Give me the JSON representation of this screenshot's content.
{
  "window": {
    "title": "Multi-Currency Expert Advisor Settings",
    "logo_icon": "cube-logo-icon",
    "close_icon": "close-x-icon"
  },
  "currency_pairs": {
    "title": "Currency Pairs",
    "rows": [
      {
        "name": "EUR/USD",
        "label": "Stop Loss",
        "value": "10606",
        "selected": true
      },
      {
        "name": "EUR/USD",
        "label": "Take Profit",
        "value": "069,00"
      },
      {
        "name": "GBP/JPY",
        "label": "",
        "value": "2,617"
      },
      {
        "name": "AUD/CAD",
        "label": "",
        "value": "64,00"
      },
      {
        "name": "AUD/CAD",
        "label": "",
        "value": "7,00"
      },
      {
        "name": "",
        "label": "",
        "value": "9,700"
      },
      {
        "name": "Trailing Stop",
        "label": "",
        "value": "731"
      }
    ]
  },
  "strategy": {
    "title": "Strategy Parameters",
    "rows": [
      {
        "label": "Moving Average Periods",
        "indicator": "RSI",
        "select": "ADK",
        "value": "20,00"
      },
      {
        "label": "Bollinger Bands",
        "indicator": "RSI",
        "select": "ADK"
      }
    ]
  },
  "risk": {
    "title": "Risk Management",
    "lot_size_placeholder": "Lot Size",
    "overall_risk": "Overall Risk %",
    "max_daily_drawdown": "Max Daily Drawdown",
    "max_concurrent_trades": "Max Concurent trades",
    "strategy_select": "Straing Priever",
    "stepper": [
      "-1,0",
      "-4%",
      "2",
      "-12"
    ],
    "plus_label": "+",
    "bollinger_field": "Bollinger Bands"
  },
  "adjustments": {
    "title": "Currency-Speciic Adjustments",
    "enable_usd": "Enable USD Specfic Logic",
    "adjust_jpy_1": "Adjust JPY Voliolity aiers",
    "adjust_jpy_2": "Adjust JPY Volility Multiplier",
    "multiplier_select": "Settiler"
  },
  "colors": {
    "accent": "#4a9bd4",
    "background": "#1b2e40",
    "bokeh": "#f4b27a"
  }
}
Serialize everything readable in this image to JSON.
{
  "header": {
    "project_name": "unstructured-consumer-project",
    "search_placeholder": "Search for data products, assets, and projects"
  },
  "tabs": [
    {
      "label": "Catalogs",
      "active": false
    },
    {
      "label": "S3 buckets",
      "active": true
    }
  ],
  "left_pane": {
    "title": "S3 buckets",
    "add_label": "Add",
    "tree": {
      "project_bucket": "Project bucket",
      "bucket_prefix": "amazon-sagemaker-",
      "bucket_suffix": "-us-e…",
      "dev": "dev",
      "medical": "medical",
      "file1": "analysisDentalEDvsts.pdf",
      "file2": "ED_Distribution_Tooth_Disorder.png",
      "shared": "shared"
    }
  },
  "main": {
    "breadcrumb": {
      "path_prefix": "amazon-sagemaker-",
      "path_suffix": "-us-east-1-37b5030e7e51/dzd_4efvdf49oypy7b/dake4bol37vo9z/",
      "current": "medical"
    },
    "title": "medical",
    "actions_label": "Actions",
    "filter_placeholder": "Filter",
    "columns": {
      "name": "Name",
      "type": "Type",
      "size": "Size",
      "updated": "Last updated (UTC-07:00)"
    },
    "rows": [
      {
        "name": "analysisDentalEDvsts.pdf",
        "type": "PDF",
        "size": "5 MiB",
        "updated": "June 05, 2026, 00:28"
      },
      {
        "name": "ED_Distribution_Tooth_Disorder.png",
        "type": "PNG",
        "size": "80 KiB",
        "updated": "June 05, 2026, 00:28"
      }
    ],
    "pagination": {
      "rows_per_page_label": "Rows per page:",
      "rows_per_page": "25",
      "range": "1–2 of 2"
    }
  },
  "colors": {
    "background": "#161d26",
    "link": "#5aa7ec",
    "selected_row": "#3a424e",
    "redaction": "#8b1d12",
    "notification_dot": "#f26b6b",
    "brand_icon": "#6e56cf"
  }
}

====

Take the material above and return all of it exactly.

→ **Output of the exercise**
Give me the JSON representation of this screenshot's content.
{
  "window": {
    "title": "Multi-Currency Expert Advisor Settings",
    "logo_icon": "cube-logo-icon",
    "close_icon": "close-x-icon"
  },
  "currency_pairs": {
    "title": "Currency Pairs",
    "rows": [
      {
        "name": "EUR/USD",
        "label": "Stop Loss",
        "value": "10606",
        "selected": true
      },
      {
        "name": "EUR/USD",
        "label": "Take Profit",
        "value": "069,00"
      },
      {
        "name": "GBP/JPY",
        "label": "",
        "value": "2,617"
      },
      {
        "name": "AUD/CAD",
        "label": "",
        "value": "64,00"
      },
      {
        "name": "AUD/CAD",
        "label": "",
        "value": "7,00"
      },
      {
        "name": "",
        "label": "",
        "value": "9,700"
      },
      {
        "name": "Trailing Stop",
        "label": "",
        "value": "731"
      }
    ]
  },
  "strategy": {
    "title": "Strategy Parameters",
    "rows": [
      {
        "label": "Moving Average Periods",
        "indicator": "RSI",
        "select": "ADK",
        "value": "20,00"
      },
      {
        "label": "Bollinger Bands",
        "indicator": "RSI",
        "select": "ADK"
      }
    ]
  },
  "risk": {
    "title": "Risk Management",
    "lot_size_placeholder": "Lot Size",
    "overall_risk": "Overall Risk %",
    "max_daily_drawdown": "Max Daily Drawdown",
    "max_concurrent_trades": "Max Concurent trades",
    "strategy_select": "Straing Priever",
    "stepper": [
      "-1,0",
      "-4%",
      "2",
      "-12"
    ],
    "plus_label": "+",
    "bollinger_field": "Bollinger Bands"
  },
  "adjustments": {
    "title": "Currency-Speciic Adjustments",
    "enable_usd": "Enable USD Specfic Logic",
    "adjust_jpy_1": "Adjust JPY Voliolity aiers",
    "adjust_jpy_2": "Adjust JPY Volility Multiplier",
    "multiplier_select": "Settiler"
  },
  "colors": {
    "accent": "#4a9bd4",
    "background": "#1b2e40",
    "bokeh": "#f4b27a"
  }
}
Serialize everything readable in this image to JSON.
{
  "header": {
    "project_name": "unstructured-consumer-project",
    "search_placeholder": "Search for data products, assets, and projects"
  },
  "tabs": [
    {
      "label": "Catalogs",
      "active": false
    },
    {
      "label": "S3 buckets",
      "active": true
    }
  ],
  "left_pane": {
    "title": "S3 buckets",
    "add_label": "Add",
    "tree": {
      "project_bucket": "Project bucket",
      "bucket_prefix": "amazon-sagemaker-",
      "bucket_suffix": "-us-e…",
      "dev": "dev",
      "medical": "medical",
      "file1": "analysisDentalEDvsts.pdf",
      "file2": "ED_Distribution_Tooth_Disorder.png",
      "shared": "shared"
    }
  },
  "main": {
    "breadcrumb": {
      "path_prefix": "amazon-sagemaker-",
      "path_suffix": "-us-east-1-37b5030e7e51/dzd_4efvdf49oypy7b/dake4bol37vo9z/",
      "current": "medical"
    },
    "title": "medical",
    "actions_label": "Actions",
    "filter_placeholder": "Filter",
    "columns": {
      "name": "Name",
      "type": "Type",
      "size": "Size",
      "updated": "Last updated (UTC-07:00)"
    },
    "rows": [
      {
        "name": "analysisDentalEDvsts.pdf",
        "type": "PDF",
        "size": "5 MiB",
        "updated": "June 05, 2026, 00:28"
      },
      {
        "name": "ED_Distribution_Tooth_Disorder.png",
        "type": "PNG",
        "size": "80 KiB",
        "updated": "June 05, 2026, 00:28"
      }
    ],
    "pagination": {
      "rows_per_page_label": "Rows per page:",
      "rows_per_page": "25",
      "range": "1–2 of 2"
    }
  },
  "colors": {
    "background": "#161d26",
    "link": "#5aa7ec",
    "selected_row": "#3a424e",
    "redaction": "#8b1d12",
    "notification_dot": "#f26b6b",
    "brand_icon": "#6e56cf"
  }
}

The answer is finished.